## start
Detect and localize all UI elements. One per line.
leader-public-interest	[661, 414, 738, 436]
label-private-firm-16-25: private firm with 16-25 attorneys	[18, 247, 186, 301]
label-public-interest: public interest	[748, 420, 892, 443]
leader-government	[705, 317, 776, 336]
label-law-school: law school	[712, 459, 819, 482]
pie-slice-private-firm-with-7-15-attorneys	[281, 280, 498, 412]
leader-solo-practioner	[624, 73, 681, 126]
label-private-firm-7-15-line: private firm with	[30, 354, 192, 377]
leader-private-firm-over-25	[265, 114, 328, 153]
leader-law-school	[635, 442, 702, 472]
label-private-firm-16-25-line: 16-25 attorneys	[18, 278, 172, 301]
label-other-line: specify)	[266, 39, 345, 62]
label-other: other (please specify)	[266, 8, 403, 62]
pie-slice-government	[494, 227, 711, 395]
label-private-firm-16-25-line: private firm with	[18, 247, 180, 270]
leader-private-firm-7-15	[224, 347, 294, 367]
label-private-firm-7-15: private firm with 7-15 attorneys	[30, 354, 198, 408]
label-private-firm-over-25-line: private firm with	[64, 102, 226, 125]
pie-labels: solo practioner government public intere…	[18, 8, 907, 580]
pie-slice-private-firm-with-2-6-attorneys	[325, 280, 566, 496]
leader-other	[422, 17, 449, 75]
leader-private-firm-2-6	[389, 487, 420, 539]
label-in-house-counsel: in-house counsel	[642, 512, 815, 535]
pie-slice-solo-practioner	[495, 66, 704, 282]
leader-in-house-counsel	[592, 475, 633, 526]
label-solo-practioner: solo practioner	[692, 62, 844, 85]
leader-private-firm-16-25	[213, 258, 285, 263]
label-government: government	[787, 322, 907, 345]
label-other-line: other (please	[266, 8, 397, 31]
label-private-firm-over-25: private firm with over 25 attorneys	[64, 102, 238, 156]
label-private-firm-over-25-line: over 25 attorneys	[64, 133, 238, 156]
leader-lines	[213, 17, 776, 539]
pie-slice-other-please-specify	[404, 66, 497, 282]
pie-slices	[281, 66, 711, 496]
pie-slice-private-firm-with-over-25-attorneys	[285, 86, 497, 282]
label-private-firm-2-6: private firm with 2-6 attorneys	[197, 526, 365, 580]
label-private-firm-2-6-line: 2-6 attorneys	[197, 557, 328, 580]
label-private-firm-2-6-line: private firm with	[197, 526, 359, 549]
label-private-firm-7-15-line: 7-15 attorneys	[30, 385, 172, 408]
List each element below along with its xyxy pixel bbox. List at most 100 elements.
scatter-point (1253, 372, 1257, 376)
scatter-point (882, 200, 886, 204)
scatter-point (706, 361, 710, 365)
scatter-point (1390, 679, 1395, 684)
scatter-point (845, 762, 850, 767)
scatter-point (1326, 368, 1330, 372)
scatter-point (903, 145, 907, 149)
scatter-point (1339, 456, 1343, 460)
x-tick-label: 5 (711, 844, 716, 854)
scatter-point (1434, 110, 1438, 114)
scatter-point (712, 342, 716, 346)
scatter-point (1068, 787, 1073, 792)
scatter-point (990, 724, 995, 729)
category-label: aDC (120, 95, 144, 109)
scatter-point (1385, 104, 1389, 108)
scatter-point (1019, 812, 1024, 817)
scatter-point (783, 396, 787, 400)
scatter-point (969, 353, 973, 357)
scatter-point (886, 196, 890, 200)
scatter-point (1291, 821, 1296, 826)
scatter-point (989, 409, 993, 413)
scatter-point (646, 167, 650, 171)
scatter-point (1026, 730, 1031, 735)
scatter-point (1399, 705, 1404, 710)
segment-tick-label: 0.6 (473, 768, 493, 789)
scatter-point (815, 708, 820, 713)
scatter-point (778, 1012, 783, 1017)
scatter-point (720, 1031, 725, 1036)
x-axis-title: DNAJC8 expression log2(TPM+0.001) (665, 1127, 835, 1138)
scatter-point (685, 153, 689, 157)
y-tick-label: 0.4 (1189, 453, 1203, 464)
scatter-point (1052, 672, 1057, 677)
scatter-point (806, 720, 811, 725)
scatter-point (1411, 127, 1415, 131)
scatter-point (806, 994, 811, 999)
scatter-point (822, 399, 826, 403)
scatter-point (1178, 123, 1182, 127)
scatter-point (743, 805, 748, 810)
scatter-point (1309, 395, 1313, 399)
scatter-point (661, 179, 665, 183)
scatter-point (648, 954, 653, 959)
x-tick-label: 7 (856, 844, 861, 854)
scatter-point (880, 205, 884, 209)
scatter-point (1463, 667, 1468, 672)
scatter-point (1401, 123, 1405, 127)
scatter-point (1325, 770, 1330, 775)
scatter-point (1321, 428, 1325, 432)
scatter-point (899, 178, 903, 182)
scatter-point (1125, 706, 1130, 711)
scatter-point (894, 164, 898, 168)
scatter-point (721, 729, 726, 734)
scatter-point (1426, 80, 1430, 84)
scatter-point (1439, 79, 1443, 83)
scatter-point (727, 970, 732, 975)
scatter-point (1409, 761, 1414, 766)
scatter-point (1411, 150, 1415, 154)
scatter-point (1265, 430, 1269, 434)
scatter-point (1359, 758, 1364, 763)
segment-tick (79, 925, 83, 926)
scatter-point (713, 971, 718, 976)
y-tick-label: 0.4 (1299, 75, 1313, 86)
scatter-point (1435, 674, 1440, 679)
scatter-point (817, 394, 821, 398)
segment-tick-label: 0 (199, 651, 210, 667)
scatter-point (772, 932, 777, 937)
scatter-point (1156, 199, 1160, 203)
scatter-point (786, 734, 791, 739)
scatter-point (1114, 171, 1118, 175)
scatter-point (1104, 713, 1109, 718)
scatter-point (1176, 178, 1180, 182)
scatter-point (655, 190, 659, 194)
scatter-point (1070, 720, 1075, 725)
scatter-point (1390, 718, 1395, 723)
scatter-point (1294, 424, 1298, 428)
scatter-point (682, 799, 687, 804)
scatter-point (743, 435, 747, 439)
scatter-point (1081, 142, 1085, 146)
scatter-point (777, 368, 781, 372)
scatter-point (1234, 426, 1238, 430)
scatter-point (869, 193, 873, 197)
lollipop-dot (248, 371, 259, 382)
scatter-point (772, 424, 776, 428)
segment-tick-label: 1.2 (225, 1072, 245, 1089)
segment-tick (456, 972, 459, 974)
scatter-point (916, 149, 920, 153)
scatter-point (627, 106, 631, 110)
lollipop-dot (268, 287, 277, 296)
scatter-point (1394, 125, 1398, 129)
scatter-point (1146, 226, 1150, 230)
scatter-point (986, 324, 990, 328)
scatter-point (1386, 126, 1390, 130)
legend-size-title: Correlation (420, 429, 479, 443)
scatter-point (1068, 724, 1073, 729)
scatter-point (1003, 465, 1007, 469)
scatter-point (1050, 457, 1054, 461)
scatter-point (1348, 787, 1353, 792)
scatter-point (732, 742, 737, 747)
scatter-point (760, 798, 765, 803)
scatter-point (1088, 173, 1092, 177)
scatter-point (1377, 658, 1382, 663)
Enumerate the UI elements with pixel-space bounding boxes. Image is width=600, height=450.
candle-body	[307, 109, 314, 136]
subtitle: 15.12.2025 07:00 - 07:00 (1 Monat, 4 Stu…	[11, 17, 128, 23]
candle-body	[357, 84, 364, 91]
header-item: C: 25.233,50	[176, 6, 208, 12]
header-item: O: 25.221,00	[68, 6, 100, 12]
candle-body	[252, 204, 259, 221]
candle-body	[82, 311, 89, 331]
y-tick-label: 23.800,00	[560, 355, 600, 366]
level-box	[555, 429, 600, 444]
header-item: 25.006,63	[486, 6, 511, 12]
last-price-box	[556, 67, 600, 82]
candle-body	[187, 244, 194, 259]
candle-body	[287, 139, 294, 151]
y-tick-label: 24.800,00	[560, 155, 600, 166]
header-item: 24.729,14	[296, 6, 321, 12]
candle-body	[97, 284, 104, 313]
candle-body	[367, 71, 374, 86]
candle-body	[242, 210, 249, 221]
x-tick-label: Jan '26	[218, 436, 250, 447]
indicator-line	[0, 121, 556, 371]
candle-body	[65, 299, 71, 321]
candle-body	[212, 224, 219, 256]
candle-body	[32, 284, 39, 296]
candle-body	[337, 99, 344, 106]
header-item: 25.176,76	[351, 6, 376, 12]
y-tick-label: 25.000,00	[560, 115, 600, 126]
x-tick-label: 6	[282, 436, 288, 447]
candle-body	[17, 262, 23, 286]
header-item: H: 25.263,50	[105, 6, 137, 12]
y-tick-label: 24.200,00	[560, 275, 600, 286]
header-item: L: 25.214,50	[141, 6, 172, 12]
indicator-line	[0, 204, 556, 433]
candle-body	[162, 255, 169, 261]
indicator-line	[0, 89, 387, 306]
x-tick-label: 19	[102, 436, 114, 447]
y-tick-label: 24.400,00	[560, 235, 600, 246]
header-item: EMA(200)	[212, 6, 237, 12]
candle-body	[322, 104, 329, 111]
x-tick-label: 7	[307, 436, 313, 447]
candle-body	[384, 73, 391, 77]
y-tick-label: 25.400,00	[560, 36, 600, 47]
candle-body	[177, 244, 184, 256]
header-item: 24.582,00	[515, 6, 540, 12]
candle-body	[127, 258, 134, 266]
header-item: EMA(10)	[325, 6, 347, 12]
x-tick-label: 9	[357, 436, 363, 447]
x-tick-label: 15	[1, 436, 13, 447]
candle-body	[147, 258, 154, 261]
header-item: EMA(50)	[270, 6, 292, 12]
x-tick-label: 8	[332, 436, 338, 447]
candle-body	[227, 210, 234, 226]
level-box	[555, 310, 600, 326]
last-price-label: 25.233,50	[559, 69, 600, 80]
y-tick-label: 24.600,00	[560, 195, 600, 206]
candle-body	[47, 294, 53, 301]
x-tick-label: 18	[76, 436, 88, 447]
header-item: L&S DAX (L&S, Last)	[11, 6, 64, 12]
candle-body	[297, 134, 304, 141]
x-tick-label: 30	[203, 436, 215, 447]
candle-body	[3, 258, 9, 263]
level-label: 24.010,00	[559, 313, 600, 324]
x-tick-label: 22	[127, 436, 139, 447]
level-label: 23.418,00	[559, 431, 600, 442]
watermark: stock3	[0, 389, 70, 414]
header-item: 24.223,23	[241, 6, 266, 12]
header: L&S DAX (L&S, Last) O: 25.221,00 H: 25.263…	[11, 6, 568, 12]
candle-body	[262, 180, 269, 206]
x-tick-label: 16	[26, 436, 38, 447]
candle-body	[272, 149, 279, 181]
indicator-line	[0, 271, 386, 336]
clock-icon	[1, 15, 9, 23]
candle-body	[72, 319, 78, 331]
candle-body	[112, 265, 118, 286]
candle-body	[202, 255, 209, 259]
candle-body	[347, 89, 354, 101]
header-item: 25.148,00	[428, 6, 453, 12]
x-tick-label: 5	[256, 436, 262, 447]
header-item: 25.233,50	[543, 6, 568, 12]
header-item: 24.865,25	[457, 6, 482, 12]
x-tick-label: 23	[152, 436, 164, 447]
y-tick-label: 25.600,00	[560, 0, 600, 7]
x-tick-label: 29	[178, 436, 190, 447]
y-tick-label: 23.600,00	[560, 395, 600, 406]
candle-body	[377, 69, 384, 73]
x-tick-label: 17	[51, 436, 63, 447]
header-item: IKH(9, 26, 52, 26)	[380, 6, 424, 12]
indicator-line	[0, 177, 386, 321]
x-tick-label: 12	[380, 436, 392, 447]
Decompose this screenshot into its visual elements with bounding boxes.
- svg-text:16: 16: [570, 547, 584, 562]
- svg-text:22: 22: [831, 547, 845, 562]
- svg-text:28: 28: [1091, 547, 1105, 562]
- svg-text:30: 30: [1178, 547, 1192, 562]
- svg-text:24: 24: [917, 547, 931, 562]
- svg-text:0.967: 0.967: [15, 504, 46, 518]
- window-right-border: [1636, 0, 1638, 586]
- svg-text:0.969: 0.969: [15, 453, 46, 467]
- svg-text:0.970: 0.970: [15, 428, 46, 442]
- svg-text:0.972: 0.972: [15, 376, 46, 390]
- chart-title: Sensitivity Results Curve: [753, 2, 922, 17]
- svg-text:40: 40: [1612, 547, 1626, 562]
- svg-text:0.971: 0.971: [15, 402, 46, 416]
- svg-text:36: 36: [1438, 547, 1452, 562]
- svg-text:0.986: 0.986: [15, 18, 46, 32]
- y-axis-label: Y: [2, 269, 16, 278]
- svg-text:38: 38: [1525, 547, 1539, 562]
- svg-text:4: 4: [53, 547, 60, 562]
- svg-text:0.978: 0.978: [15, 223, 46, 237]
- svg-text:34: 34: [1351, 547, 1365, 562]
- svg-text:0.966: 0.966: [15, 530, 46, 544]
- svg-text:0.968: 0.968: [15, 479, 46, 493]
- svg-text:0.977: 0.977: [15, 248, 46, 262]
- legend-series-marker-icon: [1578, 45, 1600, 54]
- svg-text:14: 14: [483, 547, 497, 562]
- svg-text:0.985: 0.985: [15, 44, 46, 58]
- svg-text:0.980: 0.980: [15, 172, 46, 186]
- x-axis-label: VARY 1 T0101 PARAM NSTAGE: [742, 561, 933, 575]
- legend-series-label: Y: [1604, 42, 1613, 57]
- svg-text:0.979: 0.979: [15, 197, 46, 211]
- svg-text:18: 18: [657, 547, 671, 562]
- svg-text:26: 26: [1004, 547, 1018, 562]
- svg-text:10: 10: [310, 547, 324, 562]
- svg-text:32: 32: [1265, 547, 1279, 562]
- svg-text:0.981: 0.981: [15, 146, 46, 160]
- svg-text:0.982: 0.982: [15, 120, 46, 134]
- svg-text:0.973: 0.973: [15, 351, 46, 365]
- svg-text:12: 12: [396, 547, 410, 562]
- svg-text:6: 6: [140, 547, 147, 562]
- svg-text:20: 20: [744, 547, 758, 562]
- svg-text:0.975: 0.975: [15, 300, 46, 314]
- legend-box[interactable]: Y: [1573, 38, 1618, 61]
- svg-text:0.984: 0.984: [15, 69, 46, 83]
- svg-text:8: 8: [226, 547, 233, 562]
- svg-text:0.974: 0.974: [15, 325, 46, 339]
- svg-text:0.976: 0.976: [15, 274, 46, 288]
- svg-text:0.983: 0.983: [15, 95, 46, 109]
## end
*Task:*
Copy out everything from the start of the listing down to the line containing "420, 892, 443]", keeping both ends.

*Exercise response:*
Detect and localize all UI elements. One per line.
leader-public-interest	[661, 414, 738, 436]
label-private-firm-16-25: private firm with 16-25 attorneys	[18, 247, 186, 301]
label-public-interest: public interest	[748, 420, 892, 443]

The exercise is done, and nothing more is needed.